▽
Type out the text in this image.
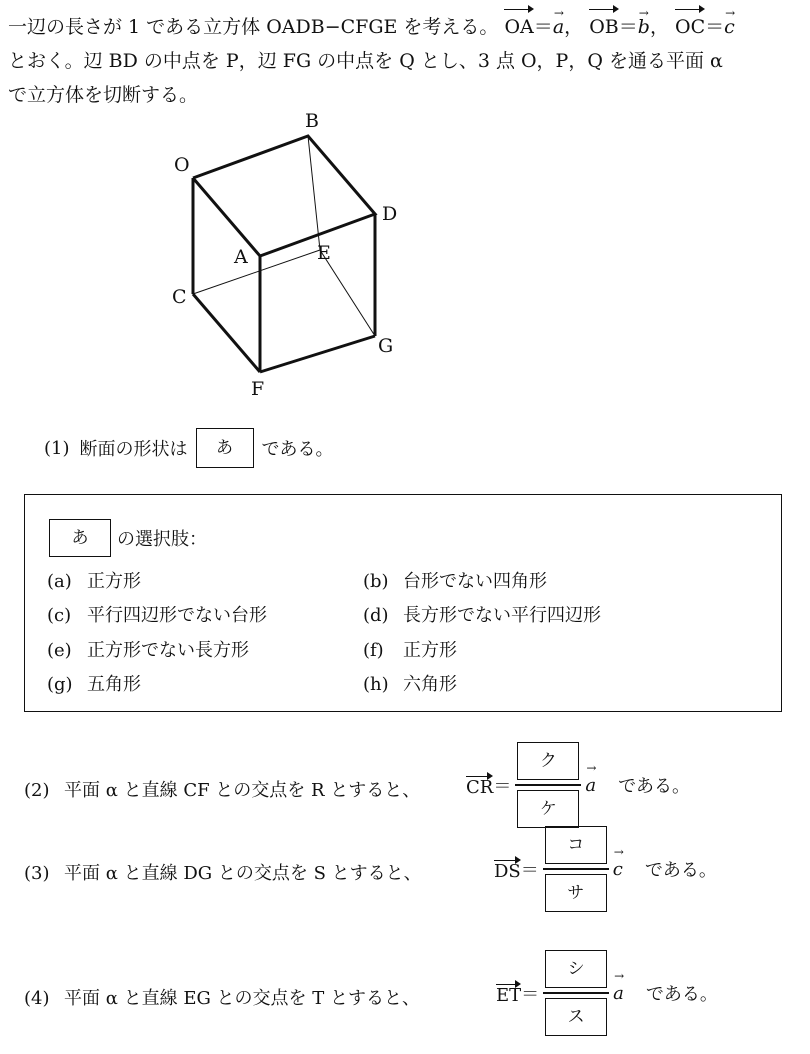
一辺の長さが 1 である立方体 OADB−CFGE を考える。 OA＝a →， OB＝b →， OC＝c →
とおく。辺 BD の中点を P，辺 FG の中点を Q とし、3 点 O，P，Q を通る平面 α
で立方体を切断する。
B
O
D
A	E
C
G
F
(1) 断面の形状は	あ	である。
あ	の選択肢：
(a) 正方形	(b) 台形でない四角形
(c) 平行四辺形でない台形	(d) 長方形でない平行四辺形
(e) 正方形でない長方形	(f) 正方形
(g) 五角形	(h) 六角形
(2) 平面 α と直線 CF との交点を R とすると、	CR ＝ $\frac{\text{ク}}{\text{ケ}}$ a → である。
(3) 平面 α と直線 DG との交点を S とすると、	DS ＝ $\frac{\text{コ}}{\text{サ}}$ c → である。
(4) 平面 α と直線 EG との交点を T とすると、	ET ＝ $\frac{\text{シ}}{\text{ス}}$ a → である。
△
Your copy should match the records word for word, with the pictures removed.

Type out the text in this image.
一辺の長さが 1 である立方体 OADB−CFGE を考える。 OA＝a →， OB＝b →， OC＝c →
とおく。辺 BD の中点を P，辺 FG の中点を Q とし、3 点 O，P，Q を通る平面 α
で立方体を切断する。
B
O
D
A	E
C
G
F
(1) 断面の形状は	あ	である。
あ	の選択肢：
(a) 正方形	(b) 台形でない四角形
(c) 平行四辺形でない台形	(d) 長方形でない平行四辺形
(e) 正方形でない長方形	(f) 正方形
(g) 五角形	(h) 六角形
(2) 平面 α と直線 CF との交点を R とすると、	CR ＝ $\frac{\text{ク}}{\text{ケ}}$ a → である。
(3) 平面 α と直線 DG との交点を S とすると、	DS ＝ $\frac{\text{コ}}{\text{サ}}$ c → である。
(4) 平面 α と直線 EG との交点を T とすると、	ET ＝ $\frac{\text{シ}}{\text{ス}}$ a → である。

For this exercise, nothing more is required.